▶ [WORK INSTRUCTIONS]
Print out each entry below exactly, please.

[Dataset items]
◇ ◇ ◇ ◇

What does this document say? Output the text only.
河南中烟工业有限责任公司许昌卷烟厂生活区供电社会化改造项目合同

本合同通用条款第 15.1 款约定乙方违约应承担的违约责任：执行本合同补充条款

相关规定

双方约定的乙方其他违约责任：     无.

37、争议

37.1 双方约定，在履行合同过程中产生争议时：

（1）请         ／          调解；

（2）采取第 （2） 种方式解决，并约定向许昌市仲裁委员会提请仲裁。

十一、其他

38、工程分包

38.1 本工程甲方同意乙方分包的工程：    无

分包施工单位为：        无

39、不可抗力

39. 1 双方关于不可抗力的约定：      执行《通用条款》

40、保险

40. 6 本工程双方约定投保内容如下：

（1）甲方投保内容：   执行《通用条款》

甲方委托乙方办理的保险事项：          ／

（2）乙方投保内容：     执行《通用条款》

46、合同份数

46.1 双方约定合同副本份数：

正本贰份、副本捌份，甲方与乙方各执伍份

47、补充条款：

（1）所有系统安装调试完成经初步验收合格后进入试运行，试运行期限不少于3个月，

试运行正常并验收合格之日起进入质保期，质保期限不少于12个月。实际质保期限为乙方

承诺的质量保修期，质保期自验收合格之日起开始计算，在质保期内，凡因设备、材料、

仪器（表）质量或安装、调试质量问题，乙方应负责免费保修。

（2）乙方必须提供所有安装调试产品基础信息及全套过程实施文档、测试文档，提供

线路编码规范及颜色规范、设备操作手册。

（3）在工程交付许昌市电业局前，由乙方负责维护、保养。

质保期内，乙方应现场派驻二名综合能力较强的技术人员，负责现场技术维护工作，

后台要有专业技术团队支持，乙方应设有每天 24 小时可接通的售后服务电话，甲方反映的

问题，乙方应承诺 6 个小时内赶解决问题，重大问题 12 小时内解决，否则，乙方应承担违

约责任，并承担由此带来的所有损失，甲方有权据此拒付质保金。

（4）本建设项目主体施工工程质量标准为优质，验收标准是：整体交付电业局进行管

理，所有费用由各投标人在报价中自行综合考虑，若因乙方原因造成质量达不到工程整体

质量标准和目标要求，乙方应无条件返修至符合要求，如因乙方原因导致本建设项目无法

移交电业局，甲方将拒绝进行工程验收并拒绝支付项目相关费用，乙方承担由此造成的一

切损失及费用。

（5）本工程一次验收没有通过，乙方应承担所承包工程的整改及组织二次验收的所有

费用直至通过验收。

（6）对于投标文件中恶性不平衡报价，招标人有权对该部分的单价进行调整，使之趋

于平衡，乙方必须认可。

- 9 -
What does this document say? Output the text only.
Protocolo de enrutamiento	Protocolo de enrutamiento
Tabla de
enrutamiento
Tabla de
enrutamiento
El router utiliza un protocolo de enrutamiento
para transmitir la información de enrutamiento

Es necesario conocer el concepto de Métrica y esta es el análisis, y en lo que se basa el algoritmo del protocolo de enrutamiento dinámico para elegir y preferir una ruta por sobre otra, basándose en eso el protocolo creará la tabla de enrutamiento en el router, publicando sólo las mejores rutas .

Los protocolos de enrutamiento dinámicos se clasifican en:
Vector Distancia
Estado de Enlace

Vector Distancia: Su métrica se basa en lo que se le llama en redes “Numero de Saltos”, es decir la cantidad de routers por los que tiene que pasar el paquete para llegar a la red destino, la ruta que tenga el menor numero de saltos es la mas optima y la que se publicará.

◇ ◇ ◇ ◇

▶ [SOLUTION TO THE PROBLEM]
What does this document say? Output the text only.
河南中烟工业有限责任公司许昌卷烟厂生活区供电社会化改造项目合同

本合同通用条款第 15.1 款约定乙方违约应承担的违约责任：执行本合同补充条款

相关规定

双方约定的乙方其他违约责任：     无.

37、争议

37.1 双方约定，在履行合同过程中产生争议时：

（1）请         ／          调解；

（2）采取第 （2） 种方式解决，并约定向许昌市仲裁委员会提请仲裁。

十一、其他

38、工程分包

38.1 本工程甲方同意乙方分包的工程：    无

分包施工单位为：        无

39、不可抗力

39. 1 双方关于不可抗力的约定：      执行《通用条款》

40、保险

40. 6 本工程双方约定投保内容如下：

（1）甲方投保内容：   执行《通用条款》

甲方委托乙方办理的保险事项：          ／

（2）乙方投保内容：     执行《通用条款》

46、合同份数

46.1 双方约定合同副本份数：

正本贰份、副本捌份，甲方与乙方各执伍份

47、补充条款：

（1）所有系统安装调试完成经初步验收合格后进入试运行，试运行期限不少于3个月，

试运行正常并验收合格之日起进入质保期，质保期限不少于12个月。实际质保期限为乙方

承诺的质量保修期，质保期自验收合格之日起开始计算，在质保期内，凡因设备、材料、

仪器（表）质量或安装、调试质量问题，乙方应负责免费保修。

（2）乙方必须提供所有安装调试产品基础信息及全套过程实施文档、测试文档，提供

线路编码规范及颜色规范、设备操作手册。

（3）在工程交付许昌市电业局前，由乙方负责维护、保养。

质保期内，乙方应现场派驻二名综合能力较强的技术人员，负责现场技术维护工作，

后台要有专业技术团队支持，乙方应设有每天 24 小时可接通的售后服务电话，甲方反映的

问题，乙方应承诺 6 个小时内赶解决问题，重大问题 12 小时内解决，否则，乙方应承担违

约责任，并承担由此带来的所有损失，甲方有权据此拒付质保金。

（4）本建设项目主体施工工程质量标准为优质，验收标准是：整体交付电业局进行管

理，所有费用由各投标人在报价中自行综合考虑，若因乙方原因造成质量达不到工程整体

质量标准和目标要求，乙方应无条件返修至符合要求，如因乙方原因导致本建设项目无法

移交电业局，甲方将拒绝进行工程验收并拒绝支付项目相关费用，乙方承担由此造成的一

切损失及费用。

（5）本工程一次验收没有通过，乙方应承担所承包工程的整改及组织二次验收的所有

费用直至通过验收。

（6）对于投标文件中恶性不平衡报价，招标人有权对该部分的单价进行调整，使之趋

于平衡，乙方必须认可。

- 9 -
What does this document say? Output the text only.
Protocolo de enrutamiento	Protocolo de enrutamiento
Tabla de
enrutamiento
Tabla de
enrutamiento
El router utiliza un protocolo de enrutamiento
para transmitir la información de enrutamiento

Es necesario conocer el concepto de Métrica y esta es el análisis, y en lo que se basa el algoritmo del protocolo de enrutamiento dinámico para elegir y preferir una ruta por sobre otra, basándose en eso el protocolo creará la tabla de enrutamiento en el router, publicando sólo las mejores rutas .

Los protocolos de enrutamiento dinámicos se clasifican en:
Vector Distancia
Estado de Enlace

Vector Distancia: Su métrica se basa en lo que se le llama en redes “Numero de Saltos”, es decir la cantidad de routers por los que tiene que pasar el paquete para llegar a la red destino, la ruta que tenga el menor numero de saltos es la mas optima y la que se publicará.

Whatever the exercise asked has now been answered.